══ Data for the task ══

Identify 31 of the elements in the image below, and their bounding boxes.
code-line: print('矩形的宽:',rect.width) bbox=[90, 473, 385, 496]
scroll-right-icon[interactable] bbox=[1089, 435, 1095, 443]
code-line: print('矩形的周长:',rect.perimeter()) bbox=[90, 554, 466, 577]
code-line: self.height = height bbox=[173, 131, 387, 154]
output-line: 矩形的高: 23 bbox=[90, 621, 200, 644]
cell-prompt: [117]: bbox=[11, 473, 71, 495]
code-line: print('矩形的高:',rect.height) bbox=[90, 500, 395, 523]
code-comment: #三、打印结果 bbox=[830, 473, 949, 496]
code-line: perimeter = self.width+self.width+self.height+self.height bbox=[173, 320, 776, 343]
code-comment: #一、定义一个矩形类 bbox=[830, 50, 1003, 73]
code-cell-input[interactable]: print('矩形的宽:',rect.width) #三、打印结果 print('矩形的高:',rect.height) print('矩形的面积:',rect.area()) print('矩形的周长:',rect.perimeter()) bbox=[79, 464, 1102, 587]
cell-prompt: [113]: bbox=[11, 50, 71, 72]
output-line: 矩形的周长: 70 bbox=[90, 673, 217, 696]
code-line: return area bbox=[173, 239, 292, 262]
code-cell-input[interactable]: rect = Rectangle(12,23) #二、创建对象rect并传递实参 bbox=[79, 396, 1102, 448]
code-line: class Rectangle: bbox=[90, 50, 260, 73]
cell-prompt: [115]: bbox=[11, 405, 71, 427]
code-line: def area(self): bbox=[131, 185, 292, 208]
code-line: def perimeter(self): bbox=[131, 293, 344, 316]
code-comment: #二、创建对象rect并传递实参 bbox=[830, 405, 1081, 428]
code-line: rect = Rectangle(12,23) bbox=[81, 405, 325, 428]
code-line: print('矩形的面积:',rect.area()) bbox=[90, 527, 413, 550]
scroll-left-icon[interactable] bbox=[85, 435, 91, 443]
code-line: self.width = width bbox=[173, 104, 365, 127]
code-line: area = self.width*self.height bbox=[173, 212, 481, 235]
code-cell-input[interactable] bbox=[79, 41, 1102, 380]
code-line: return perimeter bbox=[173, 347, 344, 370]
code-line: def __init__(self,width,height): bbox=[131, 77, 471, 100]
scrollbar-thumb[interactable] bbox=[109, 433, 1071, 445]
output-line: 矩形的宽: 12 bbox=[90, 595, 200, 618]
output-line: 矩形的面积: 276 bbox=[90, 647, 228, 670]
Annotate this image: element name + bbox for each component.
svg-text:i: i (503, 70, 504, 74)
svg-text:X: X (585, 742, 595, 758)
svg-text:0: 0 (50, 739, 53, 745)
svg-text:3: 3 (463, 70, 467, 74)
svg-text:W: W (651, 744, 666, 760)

═══

▶ What to produce: Reproduce every line above without changes, from the very first line down to the line that contains "code-line: return area", with both of those included.

▶ Answer in full:
Identify 31 of the elements in the image below, and their bounding boxes.
code-line: print('矩形的宽:',rect.width) bbox=[90, 473, 385, 496]
scroll-right-icon[interactable] bbox=[1089, 435, 1095, 443]
code-line: print('矩形的周长:',rect.perimeter()) bbox=[90, 554, 466, 577]
code-line: self.height = height bbox=[173, 131, 387, 154]
output-line: 矩形的高: 23 bbox=[90, 621, 200, 644]
cell-prompt: [117]: bbox=[11, 473, 71, 495]
code-line: print('矩形的高:',rect.height) bbox=[90, 500, 395, 523]
code-comment: #三、打印结果 bbox=[830, 473, 949, 496]
code-line: perimeter = self.width+self.width+self.height+self.height bbox=[173, 320, 776, 343]
code-comment: #一、定义一个矩形类 bbox=[830, 50, 1003, 73]
code-cell-input[interactable]: print('矩形的宽:',rect.width) #三、打印结果 print('矩形的高:',rect.height) print('矩形的面积:',rect.area()) print('矩形的周长:',rect.perimeter()) bbox=[79, 464, 1102, 587]
cell-prompt: [113]: bbox=[11, 50, 71, 72]
output-line: 矩形的周长: 70 bbox=[90, 673, 217, 696]
code-line: return area bbox=[173, 239, 292, 262]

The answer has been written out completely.